_Stated problem_
Where a line contains the string "иностранных", copy that line.

═════ Provided records ═════

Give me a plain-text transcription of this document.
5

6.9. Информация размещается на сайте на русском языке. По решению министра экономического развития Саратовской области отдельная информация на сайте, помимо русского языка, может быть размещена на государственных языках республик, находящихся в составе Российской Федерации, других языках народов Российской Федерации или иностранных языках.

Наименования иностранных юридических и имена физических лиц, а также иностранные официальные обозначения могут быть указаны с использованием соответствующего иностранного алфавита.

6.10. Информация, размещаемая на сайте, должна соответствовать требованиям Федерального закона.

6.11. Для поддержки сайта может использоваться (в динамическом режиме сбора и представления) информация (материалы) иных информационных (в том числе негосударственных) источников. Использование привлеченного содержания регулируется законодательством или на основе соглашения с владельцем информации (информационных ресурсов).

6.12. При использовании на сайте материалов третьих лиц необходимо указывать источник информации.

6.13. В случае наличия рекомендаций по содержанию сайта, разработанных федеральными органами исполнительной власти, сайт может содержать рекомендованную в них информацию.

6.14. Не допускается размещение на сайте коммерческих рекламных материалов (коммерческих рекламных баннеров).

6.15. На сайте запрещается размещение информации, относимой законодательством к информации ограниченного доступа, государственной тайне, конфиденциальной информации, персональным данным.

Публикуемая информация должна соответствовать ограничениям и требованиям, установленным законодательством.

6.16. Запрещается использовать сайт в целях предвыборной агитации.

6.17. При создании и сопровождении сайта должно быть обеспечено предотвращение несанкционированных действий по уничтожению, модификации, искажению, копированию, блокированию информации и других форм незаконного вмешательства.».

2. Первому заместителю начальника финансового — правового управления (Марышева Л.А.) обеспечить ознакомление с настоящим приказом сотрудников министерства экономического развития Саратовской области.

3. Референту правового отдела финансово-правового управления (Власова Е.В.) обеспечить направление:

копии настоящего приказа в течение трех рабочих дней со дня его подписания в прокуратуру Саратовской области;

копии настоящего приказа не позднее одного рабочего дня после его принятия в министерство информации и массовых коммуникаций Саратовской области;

═════

_Exercise response_
6.9. Информация размещается на сайте на русском языке. По решению министра экономического развития Саратовской области отдельная информация на сайте, помимо русского языка, может быть размещена на государственных языках республик, находящихся в составе Российской Федерации, других языках народов Российской Федерации или иностранных языках.
Наименования иностранных юридических и имена физических лиц, а также иностранные официальные обозначения могут быть указаны с использованием соответствующего иностранного алфавита.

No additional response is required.